**OBJECTIVE:**
Produce an exact copy of all the records.

***** DATA SUPPLIED *****

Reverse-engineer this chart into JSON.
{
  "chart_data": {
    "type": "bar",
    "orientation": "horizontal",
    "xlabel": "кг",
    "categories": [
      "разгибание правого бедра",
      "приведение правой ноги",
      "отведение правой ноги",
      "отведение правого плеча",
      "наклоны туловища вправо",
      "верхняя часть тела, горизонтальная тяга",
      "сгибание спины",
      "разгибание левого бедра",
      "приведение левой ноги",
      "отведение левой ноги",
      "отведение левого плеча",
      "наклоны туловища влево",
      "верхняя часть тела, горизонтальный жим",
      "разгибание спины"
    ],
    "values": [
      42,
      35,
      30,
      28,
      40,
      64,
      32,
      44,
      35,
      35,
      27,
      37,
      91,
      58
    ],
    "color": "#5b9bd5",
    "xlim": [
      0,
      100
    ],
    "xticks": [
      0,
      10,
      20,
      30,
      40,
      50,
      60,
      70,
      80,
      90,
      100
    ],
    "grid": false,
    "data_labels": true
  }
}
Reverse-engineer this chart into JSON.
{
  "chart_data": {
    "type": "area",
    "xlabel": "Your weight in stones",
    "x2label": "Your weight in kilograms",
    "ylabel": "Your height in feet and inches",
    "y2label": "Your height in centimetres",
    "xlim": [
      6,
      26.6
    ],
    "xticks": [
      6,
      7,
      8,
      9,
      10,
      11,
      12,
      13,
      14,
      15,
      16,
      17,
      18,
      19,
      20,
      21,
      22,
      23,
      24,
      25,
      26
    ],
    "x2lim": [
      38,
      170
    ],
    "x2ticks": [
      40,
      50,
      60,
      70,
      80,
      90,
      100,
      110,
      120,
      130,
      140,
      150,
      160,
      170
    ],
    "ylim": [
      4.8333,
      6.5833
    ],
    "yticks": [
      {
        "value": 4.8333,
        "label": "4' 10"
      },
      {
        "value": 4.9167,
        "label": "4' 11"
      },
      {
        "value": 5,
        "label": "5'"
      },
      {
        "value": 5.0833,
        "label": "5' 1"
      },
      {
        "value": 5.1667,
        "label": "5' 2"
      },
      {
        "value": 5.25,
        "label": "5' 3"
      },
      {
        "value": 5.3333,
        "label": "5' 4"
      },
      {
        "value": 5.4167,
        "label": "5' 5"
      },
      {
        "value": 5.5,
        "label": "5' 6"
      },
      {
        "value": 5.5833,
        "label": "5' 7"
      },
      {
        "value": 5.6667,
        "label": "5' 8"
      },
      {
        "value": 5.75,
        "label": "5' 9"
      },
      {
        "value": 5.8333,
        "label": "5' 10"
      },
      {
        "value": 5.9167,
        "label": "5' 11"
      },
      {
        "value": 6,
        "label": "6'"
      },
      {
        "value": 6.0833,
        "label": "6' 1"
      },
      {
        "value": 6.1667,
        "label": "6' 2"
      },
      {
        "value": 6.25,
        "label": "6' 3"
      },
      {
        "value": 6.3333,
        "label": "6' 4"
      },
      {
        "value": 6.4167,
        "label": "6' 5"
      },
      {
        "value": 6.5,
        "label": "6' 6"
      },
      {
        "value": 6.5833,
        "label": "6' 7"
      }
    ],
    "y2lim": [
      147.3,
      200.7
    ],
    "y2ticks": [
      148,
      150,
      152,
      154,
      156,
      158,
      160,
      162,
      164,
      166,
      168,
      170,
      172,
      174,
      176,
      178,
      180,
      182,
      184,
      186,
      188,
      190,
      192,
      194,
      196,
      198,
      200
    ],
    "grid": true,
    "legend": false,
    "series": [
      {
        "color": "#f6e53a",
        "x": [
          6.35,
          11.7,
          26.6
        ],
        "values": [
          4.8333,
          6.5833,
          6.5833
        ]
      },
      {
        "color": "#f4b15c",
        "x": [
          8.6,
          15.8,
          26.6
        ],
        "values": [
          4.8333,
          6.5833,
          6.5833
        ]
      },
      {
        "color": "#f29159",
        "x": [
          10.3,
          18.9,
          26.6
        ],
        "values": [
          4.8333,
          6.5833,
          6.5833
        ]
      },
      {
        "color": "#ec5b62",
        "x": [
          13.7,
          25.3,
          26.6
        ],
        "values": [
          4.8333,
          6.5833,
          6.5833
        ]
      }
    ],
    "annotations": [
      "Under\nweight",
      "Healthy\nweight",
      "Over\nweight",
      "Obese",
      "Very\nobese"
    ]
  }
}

*****

**RESULT OF THE EXERCISE:**
Reverse-engineer this chart into JSON.
{
  "chart_data": {
    "type": "bar",
    "orientation": "horizontal",
    "xlabel": "кг",
    "categories": [
      "разгибание правого бедра",
      "приведение правой ноги",
      "отведение правой ноги",
      "отведение правого плеча",
      "наклоны туловища вправо",
      "верхняя часть тела, горизонтальная тяга",
      "сгибание спины",
      "разгибание левого бедра",
      "приведение левой ноги",
      "отведение левой ноги",
      "отведение левого плеча",
      "наклоны туловища влево",
      "верхняя часть тела, горизонтальный жим",
      "разгибание спины"
    ],
    "values": [
      42,
      35,
      30,
      28,
      40,
      64,
      32,
      44,
      35,
      35,
      27,
      37,
      91,
      58
    ],
    "color": "#5b9bd5",
    "xlim": [
      0,
      100
    ],
    "xticks": [
      0,
      10,
      20,
      30,
      40,
      50,
      60,
      70,
      80,
      90,
      100
    ],
    "grid": false,
    "data_labels": true
  }
}
Reverse-engineer this chart into JSON.
{
  "chart_data": {
    "type": "area",
    "xlabel": "Your weight in stones",
    "x2label": "Your weight in kilograms",
    "ylabel": "Your height in feet and inches",
    "y2label": "Your height in centimetres",
    "xlim": [
      6,
      26.6
    ],
    "xticks": [
      6,
      7,
      8,
      9,
      10,
      11,
      12,
      13,
      14,
      15,
      16,
      17,
      18,
      19,
      20,
      21,
      22,
      23,
      24,
      25,
      26
    ],
    "x2lim": [
      38,
      170
    ],
    "x2ticks": [
      40,
      50,
      60,
      70,
      80,
      90,
      100,
      110,
      120,
      130,
      140,
      150,
      160,
      170
    ],
    "ylim": [
      4.8333,
      6.5833
    ],
    "yticks": [
      {
        "value": 4.8333,
        "label": "4' 10"
      },
      {
        "value": 4.9167,
        "label": "4' 11"
      },
      {
        "value": 5,
        "label": "5'"
      },
      {
        "value": 5.0833,
        "label": "5' 1"
      },
      {
        "value": 5.1667,
        "label": "5' 2"
      },
      {
        "value": 5.25,
        "label": "5' 3"
      },
      {
        "value": 5.3333,
        "label": "5' 4"
      },
      {
        "value": 5.4167,
        "label": "5' 5"
      },
      {
        "value": 5.5,
        "label": "5' 6"
      },
      {
        "value": 5.5833,
        "label": "5' 7"
      },
      {
        "value": 5.6667,
        "label": "5' 8"
      },
      {
        "value": 5.75,
        "label": "5' 9"
      },
      {
        "value": 5.8333,
        "label": "5' 10"
      },
      {
        "value": 5.9167,
        "label": "5' 11"
      },
      {
        "value": 6,
        "label": "6'"
      },
      {
        "value": 6.0833,
        "label": "6' 1"
      },
      {
        "value": 6.1667,
        "label": "6' 2"
      },
      {
        "value": 6.25,
        "label": "6' 3"
      },
      {
        "value": 6.3333,
        "label": "6' 4"
      },
      {
        "value": 6.4167,
        "label": "6' 5"
      },
      {
        "value": 6.5,
        "label": "6' 6"
      },
      {
        "value": 6.5833,
        "label": "6' 7"
      }
    ],
    "y2lim": [
      147.3,
      200.7
    ],
    "y2ticks": [
      148,
      150,
      152,
      154,
      156,
      158,
      160,
      162,
      164,
      166,
      168,
      170,
      172,
      174,
      176,
      178,
      180,
      182,
      184,
      186,
      188,
      190,
      192,
      194,
      196,
      198,
      200
    ],
    "grid": true,
    "legend": false,
    "series": [
      {
        "color": "#f6e53a",
        "x": [
          6.35,
          11.7,
          26.6
        ],
        "values": [
          4.8333,
          6.5833,
          6.5833
        ]
      },
      {
        "color": "#f4b15c",
        "x": [
          8.6,
          15.8,
          26.6
        ],
        "values": [
          4.8333,
          6.5833,
          6.5833
        ]
      },
      {
        "color": "#f29159",
        "x": [
          10.3,
          18.9,
          26.6
        ],
        "values": [
          4.8333,
          6.5833,
          6.5833
        ]
      },
      {
        "color": "#ec5b62",
        "x": [
          13.7,
          25.3,
          26.6
        ],
        "values": [
          4.8333,
          6.5833,
          6.5833
        ]
      }
    ],
    "annotations": [
      "Under\nweight",
      "Healthy\nweight",
      "Over\nweight",
      "Obese",
      "Very\nobese"
    ]
  }
}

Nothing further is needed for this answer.